- _Direction_: Copy each of the entries below word for word.

- _Stored data_:
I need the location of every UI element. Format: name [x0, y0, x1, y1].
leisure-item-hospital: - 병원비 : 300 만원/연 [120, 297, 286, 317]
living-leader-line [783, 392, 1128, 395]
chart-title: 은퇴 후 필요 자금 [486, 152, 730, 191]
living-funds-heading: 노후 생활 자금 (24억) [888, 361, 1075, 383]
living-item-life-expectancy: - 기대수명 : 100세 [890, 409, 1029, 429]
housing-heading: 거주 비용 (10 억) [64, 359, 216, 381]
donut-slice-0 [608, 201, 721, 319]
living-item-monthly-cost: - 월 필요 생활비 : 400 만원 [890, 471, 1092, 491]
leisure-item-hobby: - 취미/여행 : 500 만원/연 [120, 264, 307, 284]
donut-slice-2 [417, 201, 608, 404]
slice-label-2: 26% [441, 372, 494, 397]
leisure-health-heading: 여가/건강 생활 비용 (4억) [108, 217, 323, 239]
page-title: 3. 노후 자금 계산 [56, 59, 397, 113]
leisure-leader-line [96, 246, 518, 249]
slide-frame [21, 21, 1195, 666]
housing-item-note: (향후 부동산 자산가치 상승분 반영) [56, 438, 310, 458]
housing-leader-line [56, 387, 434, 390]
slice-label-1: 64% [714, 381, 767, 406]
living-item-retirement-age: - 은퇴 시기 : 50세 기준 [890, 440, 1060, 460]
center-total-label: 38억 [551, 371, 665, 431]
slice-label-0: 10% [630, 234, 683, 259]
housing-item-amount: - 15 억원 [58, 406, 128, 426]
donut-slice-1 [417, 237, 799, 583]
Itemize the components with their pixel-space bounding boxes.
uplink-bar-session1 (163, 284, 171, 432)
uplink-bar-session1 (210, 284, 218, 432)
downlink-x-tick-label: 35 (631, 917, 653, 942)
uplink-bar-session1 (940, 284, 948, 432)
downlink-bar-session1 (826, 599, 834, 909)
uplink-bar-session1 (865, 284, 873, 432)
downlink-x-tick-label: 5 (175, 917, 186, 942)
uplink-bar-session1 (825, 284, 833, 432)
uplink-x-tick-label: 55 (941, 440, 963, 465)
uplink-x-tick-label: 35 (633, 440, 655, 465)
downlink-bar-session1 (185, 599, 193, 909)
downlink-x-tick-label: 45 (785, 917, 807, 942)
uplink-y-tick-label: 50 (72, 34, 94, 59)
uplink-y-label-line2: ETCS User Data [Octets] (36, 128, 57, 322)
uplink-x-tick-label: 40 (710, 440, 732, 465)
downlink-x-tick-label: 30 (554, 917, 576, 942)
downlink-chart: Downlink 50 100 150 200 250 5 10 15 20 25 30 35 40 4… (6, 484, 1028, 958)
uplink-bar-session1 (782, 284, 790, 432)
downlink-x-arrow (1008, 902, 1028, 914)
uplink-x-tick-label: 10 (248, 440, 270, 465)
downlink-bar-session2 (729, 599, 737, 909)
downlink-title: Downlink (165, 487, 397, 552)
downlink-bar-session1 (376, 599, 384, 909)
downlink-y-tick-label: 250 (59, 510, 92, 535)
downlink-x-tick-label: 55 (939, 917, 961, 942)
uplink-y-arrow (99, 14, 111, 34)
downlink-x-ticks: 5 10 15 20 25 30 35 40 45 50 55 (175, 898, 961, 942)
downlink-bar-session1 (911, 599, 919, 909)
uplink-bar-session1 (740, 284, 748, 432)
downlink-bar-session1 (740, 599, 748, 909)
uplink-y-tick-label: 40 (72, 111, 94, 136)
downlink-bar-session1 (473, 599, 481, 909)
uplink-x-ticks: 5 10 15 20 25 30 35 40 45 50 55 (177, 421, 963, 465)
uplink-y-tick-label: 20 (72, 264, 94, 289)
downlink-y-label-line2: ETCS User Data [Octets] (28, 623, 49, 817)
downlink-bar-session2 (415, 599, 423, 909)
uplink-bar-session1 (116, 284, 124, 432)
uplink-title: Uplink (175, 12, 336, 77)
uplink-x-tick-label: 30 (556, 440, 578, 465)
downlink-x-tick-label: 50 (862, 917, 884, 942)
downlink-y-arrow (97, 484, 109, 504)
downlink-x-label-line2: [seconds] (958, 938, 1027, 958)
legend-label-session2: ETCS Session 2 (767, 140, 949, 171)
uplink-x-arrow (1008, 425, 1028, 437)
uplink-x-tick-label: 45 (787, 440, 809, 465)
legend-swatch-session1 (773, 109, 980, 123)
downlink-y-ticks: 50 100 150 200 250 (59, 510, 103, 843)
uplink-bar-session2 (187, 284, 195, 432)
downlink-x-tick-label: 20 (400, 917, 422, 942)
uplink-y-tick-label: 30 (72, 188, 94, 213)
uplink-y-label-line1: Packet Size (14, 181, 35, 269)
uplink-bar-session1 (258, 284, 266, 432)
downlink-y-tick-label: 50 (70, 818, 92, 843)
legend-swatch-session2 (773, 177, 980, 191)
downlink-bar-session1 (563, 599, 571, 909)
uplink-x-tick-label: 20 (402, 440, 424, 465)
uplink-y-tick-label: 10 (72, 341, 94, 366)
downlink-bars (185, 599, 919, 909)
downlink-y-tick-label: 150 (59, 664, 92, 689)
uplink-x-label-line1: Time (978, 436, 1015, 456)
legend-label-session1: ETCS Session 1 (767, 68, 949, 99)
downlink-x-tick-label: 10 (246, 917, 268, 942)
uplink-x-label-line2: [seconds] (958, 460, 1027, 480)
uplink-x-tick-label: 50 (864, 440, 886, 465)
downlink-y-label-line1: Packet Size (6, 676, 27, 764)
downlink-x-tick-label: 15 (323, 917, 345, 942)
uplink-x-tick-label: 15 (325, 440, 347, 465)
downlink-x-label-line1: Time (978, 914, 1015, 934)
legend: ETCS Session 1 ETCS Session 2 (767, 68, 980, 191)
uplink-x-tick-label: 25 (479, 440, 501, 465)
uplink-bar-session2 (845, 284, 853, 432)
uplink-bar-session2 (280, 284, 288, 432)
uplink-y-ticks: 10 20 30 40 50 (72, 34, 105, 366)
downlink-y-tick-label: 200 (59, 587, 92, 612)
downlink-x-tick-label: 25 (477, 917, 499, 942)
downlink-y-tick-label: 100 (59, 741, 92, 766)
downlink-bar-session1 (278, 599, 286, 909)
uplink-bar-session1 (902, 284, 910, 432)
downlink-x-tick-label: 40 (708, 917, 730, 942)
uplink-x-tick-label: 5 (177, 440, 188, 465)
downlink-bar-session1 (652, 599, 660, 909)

- _Written answer_:
I need the location of every UI element. Format: name [x0, y0, x1, y1].
leisure-item-hospital: - 병원비 : 300 만원/연 [120, 297, 286, 317]
living-leader-line [783, 392, 1128, 395]
chart-title: 은퇴 후 필요 자금 [486, 152, 730, 191]
living-funds-heading: 노후 생활 자금 (24억) [888, 361, 1075, 383]
living-item-life-expectancy: - 기대수명 : 100세 [890, 409, 1029, 429]
housing-heading: 거주 비용 (10 억) [64, 359, 216, 381]
donut-slice-0 [608, 201, 721, 319]
living-item-monthly-cost: - 월 필요 생활비 : 400 만원 [890, 471, 1092, 491]
leisure-item-hobby: - 취미/여행 : 500 만원/연 [120, 264, 307, 284]
donut-slice-2 [417, 201, 608, 404]
slice-label-2: 26% [441, 372, 494, 397]
leisure-health-heading: 여가/건강 생활 비용 (4억) [108, 217, 323, 239]
page-title: 3. 노후 자금 계산 [56, 59, 397, 113]
leisure-leader-line [96, 246, 518, 249]
slide-frame [21, 21, 1195, 666]
housing-item-note: (향후 부동산 자산가치 상승분 반영) [56, 438, 310, 458]
housing-leader-line [56, 387, 434, 390]
slice-label-1: 64% [714, 381, 767, 406]
living-item-retirement-age: - 은퇴 시기 : 50세 기준 [890, 440, 1060, 460]
center-total-label: 38억 [551, 371, 665, 431]
slice-label-0: 10% [630, 234, 683, 259]
housing-item-amount: - 15 억원 [58, 406, 128, 426]
donut-slice-1 [417, 237, 799, 583]
Itemize the components with their pixel-space bounding boxes.
uplink-bar-session1 (163, 284, 171, 432)
uplink-bar-session1 (210, 284, 218, 432)
downlink-x-tick-label: 35 (631, 917, 653, 942)
uplink-bar-session1 (940, 284, 948, 432)
downlink-bar-session1 (826, 599, 834, 909)
uplink-bar-session1 (865, 284, 873, 432)
downlink-x-tick-label: 5 (175, 917, 186, 942)
uplink-bar-session1 (825, 284, 833, 432)
uplink-x-tick-label: 55 (941, 440, 963, 465)
uplink-x-tick-label: 35 (633, 440, 655, 465)
downlink-bar-session1 (185, 599, 193, 909)
downlink-x-tick-label: 45 (785, 917, 807, 942)
uplink-y-tick-label: 50 (72, 34, 94, 59)
uplink-y-label-line2: ETCS User Data [Octets] (36, 128, 57, 322)
uplink-x-tick-label: 40 (710, 440, 732, 465)
downlink-x-tick-label: 30 (554, 917, 576, 942)
downlink-chart: Downlink 50 100 150 200 250 5 10 15 20 25 30 35 40 4… (6, 484, 1028, 958)
uplink-bar-session1 (782, 284, 790, 432)
downlink-x-arrow (1008, 902, 1028, 914)
uplink-x-tick-label: 10 (248, 440, 270, 465)
downlink-bar-session2 (729, 599, 737, 909)
downlink-title: Downlink (165, 487, 397, 552)
downlink-bar-session1 (376, 599, 384, 909)
downlink-y-tick-label: 250 (59, 510, 92, 535)
downlink-x-tick-label: 55 (939, 917, 961, 942)
uplink-y-arrow (99, 14, 111, 34)
downlink-x-ticks: 5 10 15 20 25 30 35 40 45 50 55 (175, 898, 961, 942)
downlink-bar-session1 (911, 599, 919, 909)
uplink-bar-session1 (740, 284, 748, 432)
downlink-bar-session1 (740, 599, 748, 909)
uplink-y-tick-label: 40 (72, 111, 94, 136)
downlink-bar-session1 (473, 599, 481, 909)
uplink-x-ticks: 5 10 15 20 25 30 35 40 45 50 55 (177, 421, 963, 465)
uplink-y-tick-label: 20 (72, 264, 94, 289)
downlink-y-label-line2: ETCS User Data [Octets] (28, 623, 49, 817)
downlink-bar-session2 (415, 599, 423, 909)
uplink-bar-session1 (116, 284, 124, 432)
uplink-title: Uplink (175, 12, 336, 77)
uplink-x-tick-label: 30 (556, 440, 578, 465)
downlink-x-tick-label: 50 (862, 917, 884, 942)
downlink-y-arrow (97, 484, 109, 504)
downlink-x-label-line2: [seconds] (958, 938, 1027, 958)
legend-label-session2: ETCS Session 2 (767, 140, 949, 171)
uplink-x-arrow (1008, 425, 1028, 437)
uplink-x-tick-label: 45 (787, 440, 809, 465)
legend-swatch-session1 (773, 109, 980, 123)
downlink-y-ticks: 50 100 150 200 250 (59, 510, 103, 843)
uplink-bar-session2 (187, 284, 195, 432)
downlink-x-tick-label: 20 (400, 917, 422, 942)
uplink-y-tick-label: 30 (72, 188, 94, 213)
uplink-y-label-line1: Packet Size (14, 181, 35, 269)
uplink-bar-session1 (258, 284, 266, 432)
downlink-y-tick-label: 50 (70, 818, 92, 843)
legend-swatch-session2 (773, 177, 980, 191)
downlink-bar-session1 (563, 599, 571, 909)
uplink-x-tick-label: 20 (402, 440, 424, 465)
uplink-y-tick-label: 10 (72, 341, 94, 366)
downlink-bars (185, 599, 919, 909)
downlink-y-tick-label: 150 (59, 664, 92, 689)
uplink-x-label-line1: Time (978, 436, 1015, 456)
legend-label-session1: ETCS Session 1 (767, 68, 949, 99)
downlink-x-tick-label: 10 (246, 917, 268, 942)
uplink-x-label-line2: [seconds] (958, 460, 1027, 480)
uplink-x-tick-label: 50 (864, 440, 886, 465)
downlink-y-label-line1: Packet Size (6, 676, 27, 764)
downlink-x-tick-label: 15 (323, 917, 345, 942)
uplink-x-tick-label: 15 (325, 440, 347, 465)
downlink-x-label-line1: Time (978, 914, 1015, 934)
legend: ETCS Session 1 ETCS Session 2 (767, 68, 980, 191)
uplink-x-tick-label: 25 (479, 440, 501, 465)
uplink-bar-session2 (845, 284, 853, 432)
uplink-bar-session2 (280, 284, 288, 432)
uplink-y-ticks: 10 20 30 40 50 (72, 34, 105, 366)
downlink-y-tick-label: 200 (59, 587, 92, 612)
downlink-x-tick-label: 25 (477, 917, 499, 942)
downlink-y-tick-label: 100 (59, 741, 92, 766)
downlink-bar-session1 (278, 599, 286, 909)
uplink-bar-session1 (902, 284, 910, 432)
downlink-x-tick-label: 40 (708, 917, 730, 942)
uplink-x-tick-label: 5 (177, 440, 188, 465)
downlink-bar-session1 (652, 599, 660, 909)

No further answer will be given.